··· The data

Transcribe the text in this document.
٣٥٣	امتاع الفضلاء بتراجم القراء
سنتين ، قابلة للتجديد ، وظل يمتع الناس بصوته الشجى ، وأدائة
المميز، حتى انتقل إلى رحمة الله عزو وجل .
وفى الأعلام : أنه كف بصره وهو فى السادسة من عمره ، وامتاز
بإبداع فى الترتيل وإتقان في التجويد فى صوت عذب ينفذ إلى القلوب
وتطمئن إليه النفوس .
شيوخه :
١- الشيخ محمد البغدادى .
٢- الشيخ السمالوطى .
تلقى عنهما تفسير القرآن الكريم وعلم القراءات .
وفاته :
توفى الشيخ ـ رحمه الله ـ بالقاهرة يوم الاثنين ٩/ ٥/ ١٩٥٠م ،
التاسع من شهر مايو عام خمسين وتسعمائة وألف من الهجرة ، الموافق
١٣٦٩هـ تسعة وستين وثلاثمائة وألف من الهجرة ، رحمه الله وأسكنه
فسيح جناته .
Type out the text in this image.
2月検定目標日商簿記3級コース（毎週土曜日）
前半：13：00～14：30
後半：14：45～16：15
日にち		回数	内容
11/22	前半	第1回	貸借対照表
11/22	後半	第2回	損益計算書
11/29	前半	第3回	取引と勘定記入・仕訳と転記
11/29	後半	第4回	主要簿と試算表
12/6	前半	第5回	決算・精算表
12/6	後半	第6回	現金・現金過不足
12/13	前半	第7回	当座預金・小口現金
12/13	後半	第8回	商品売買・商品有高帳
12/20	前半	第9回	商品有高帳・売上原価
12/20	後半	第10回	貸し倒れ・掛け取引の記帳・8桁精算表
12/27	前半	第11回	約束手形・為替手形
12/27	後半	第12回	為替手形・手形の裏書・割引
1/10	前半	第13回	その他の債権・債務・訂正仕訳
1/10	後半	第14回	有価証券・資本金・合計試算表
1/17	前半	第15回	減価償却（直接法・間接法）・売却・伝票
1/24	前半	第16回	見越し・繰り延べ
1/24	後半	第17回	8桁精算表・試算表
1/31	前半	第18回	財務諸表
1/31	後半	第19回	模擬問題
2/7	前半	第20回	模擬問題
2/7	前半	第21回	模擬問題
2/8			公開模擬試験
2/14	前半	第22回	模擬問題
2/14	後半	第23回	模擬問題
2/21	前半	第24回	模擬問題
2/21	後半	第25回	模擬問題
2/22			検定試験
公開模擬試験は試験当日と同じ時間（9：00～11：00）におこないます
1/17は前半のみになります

······

Search the records for the word "模擬問題". Copy every line that has it.

**Expected output**
1/31	後半	第19回	模擬問題
2/7	前半	第20回	模擬問題
2/7	前半	第21回	模擬問題
2/14	前半	第22回	模擬問題
2/14	後半	第23回	模擬問題
2/21	前半	第24回	模擬問題
2/21	後半	第25回	模擬問題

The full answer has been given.